REQUIREMENT:
Please retype the records below exactly, leaving out any pictures.

DATA LISTING:

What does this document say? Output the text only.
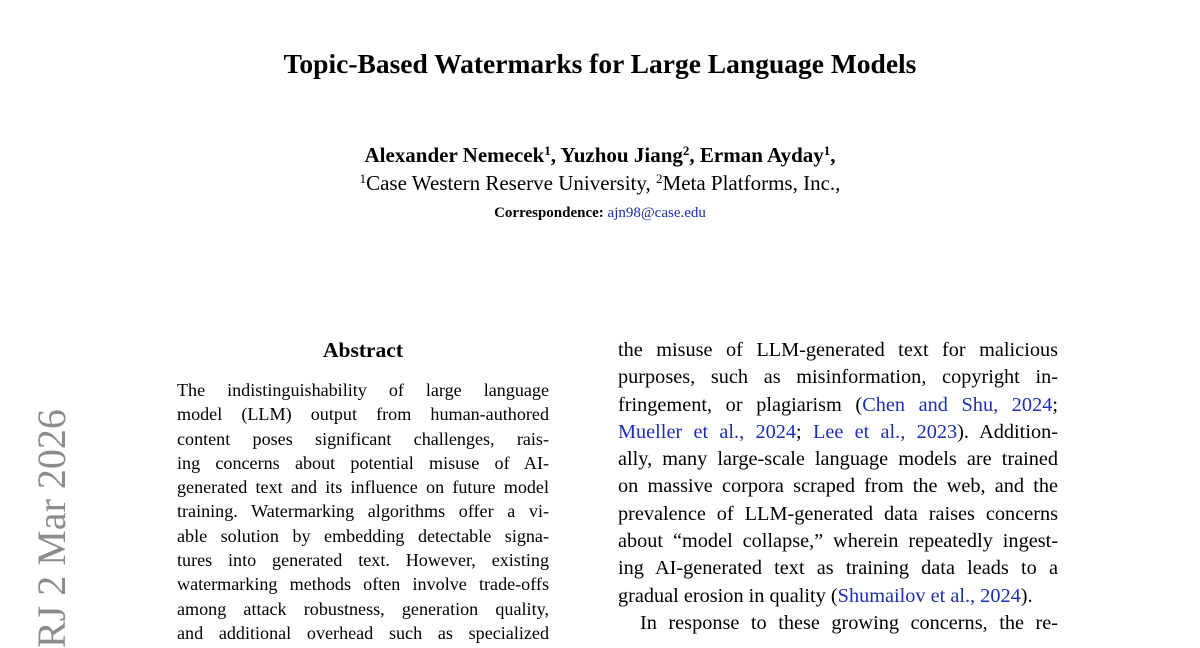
Topic-Based Watermarks for Large Language Models
Alexander Nemecek$^1$, Yuzhou Jiang$^2$, Erman Ayday$^1$,
$^1$Case Western Reserve University, $^2$Meta Platforms, Inc.,
Correspondence: ajn98@case.edu
Abstract
The indistinguishability of large language
model (LLM) output from human-authored
content poses significant challenges, rais-
ing concerns about potential misuse of AI-
generated text and its influence on future model
training. Watermarking algorithms offer a vi-
able solution by embedding detectable signa-
tures into generated text. However, existing
watermarking methods often involve trade-offs
among attack robustness, generation quality,
and additional overhead such as specialized
the misuse of LLM-generated text for malicious
purposes, such as misinformation, copyright in-
fringement, or plagiarism (Chen and Shu, 2024;
Mueller et al., 2024; Lee et al., 2023). Addition-
ally, many large-scale language models are trained
on massive corpora scraped from the web, and the
prevalence of LLM-generated data raises concerns
about “model collapse,” wherein repeatedly ingest-
ing AI-generated text as training data leads to a
gradual erosion in quality (Shumailov et al., 2024).
In response to these growing concerns, the re-
RJ 2 Mar 2026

TASK RESULT:
What does this document say? Output the text only.
Topic-Based Watermarks for Large Language Models
Alexander Nemecek$^1$, Yuzhou Jiang$^2$, Erman Ayday$^1$,
$^1$Case Western Reserve University, $^2$Meta Platforms, Inc.,
Correspondence: ajn98@case.edu
Abstract
The indistinguishability of large language
model (LLM) output from human-authored
content poses significant challenges, rais-
ing concerns about potential misuse of AI-
generated text and its influence on future model
training. Watermarking algorithms offer a vi-
able solution by embedding detectable signa-
tures into generated text. However, existing
watermarking methods often involve trade-offs
among attack robustness, generation quality,
and additional overhead such as specialized
the misuse of LLM-generated text for malicious
purposes, such as misinformation, copyright in-
fringement, or plagiarism (Chen and Shu, 2024;
Mueller et al., 2024; Lee et al., 2023). Addition-
ally, many large-scale language models are trained
on massive corpora scraped from the web, and the
prevalence of LLM-generated data raises concerns
about “model collapse,” wherein repeatedly ingest-
ing AI-generated text as training data leads to a
gradual erosion in quality (Shumailov et al., 2024).
In response to these growing concerns, the re-
RJ 2 Mar 2026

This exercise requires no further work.